[Extracts from a graphics dataset]
— start —

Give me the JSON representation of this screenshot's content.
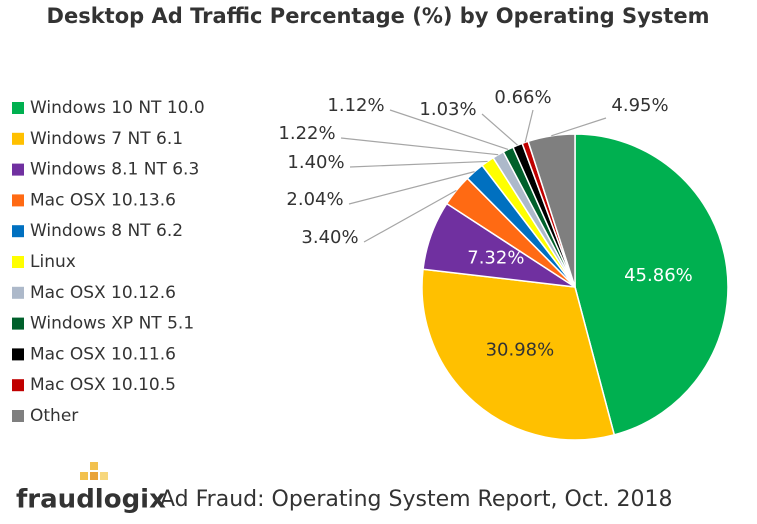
{
  "chart_data": {
    "type": "pie",
    "title": "Desktop Ad Traffic Percentage (%) by Operating System",
    "categories": [
      "Windows 10 NT 10.0",
      "Windows 7 NT 6.1",
      "Windows 8.1 NT 6.3",
      "Mac OSX 10.13.6",
      "Windows 8 NT 6.2",
      "Linux",
      "Mac OSX 10.12.6",
      "Windows XP NT 5.1",
      "Mac OSX 10.11.6",
      "Mac OSX 10.10.5",
      "Other"
    ],
    "values": [
      45.86,
      30.98,
      7.32,
      3.4,
      2.04,
      1.4,
      1.22,
      1.12,
      1.03,
      0.66,
      4.95
    ],
    "value_labels": [
      "45.86%",
      "30.98%",
      "7.32%",
      "3.40%",
      "2.04%",
      "1.40%",
      "1.22%",
      "1.12%",
      "1.03%",
      "0.66%",
      "4.95%"
    ],
    "colors": [
      "#00b050",
      "#ffc000",
      "#7030a0",
      "#ff6a13",
      "#0070c0",
      "#ffff00",
      "#adb9ca",
      "#00602b",
      "#000000",
      "#c00000",
      "#7f7f7f"
    ],
    "legend": "left",
    "logo": "fraudlogix",
    "footer": "Ad Fraud: Operating System Report, Oct. 2018"
  }
}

— end —

- _Direction_
From the data above, copy out every line with the string "Operating" in it.

- _Written answer_
    "title": "Desktop Ad Traffic Percentage (%) by Operating System",
    "footer": "Ad Fraud: Operating System Report, Oct. 2018"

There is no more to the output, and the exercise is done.